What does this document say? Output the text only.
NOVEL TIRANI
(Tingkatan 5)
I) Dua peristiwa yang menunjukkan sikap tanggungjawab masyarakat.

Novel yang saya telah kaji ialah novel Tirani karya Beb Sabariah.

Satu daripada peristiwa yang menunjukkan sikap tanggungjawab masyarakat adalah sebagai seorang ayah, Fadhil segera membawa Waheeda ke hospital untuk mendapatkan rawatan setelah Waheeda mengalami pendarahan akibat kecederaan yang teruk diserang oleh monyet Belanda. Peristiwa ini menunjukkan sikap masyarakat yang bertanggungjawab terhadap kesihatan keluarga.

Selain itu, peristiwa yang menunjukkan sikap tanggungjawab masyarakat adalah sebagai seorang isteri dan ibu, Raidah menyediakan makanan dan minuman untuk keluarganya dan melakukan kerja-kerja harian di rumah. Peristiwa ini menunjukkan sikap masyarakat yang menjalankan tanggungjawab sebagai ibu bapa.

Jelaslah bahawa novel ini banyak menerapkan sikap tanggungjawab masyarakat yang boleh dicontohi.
-=-=-
__DIRECTION__.
Extract each record, keeping it identical to the original.

__RESPONSE BELOW__.
What does this document say? Output the text only.
NOVEL TIRANI
(Tingkatan 5)
I) Dua peristiwa yang menunjukkan sikap tanggungjawab masyarakat.

Novel yang saya telah kaji ialah novel Tirani karya Beb Sabariah.

Satu daripada peristiwa yang menunjukkan sikap tanggungjawab masyarakat adalah sebagai seorang ayah, Fadhil segera membawa Waheeda ke hospital untuk mendapatkan rawatan setelah Waheeda mengalami pendarahan akibat kecederaan yang teruk diserang oleh monyet Belanda. Peristiwa ini menunjukkan sikap masyarakat yang bertanggungjawab terhadap kesihatan keluarga.

Selain itu, peristiwa yang menunjukkan sikap tanggungjawab masyarakat adalah sebagai seorang isteri dan ibu, Raidah menyediakan makanan dan minuman untuk keluarganya dan melakukan kerja-kerja harian di rumah. Peristiwa ini menunjukkan sikap masyarakat yang menjalankan tanggungjawab sebagai ibu bapa.

Jelaslah bahawa novel ini banyak menerapkan sikap tanggungjawab masyarakat yang boleh dicontohi.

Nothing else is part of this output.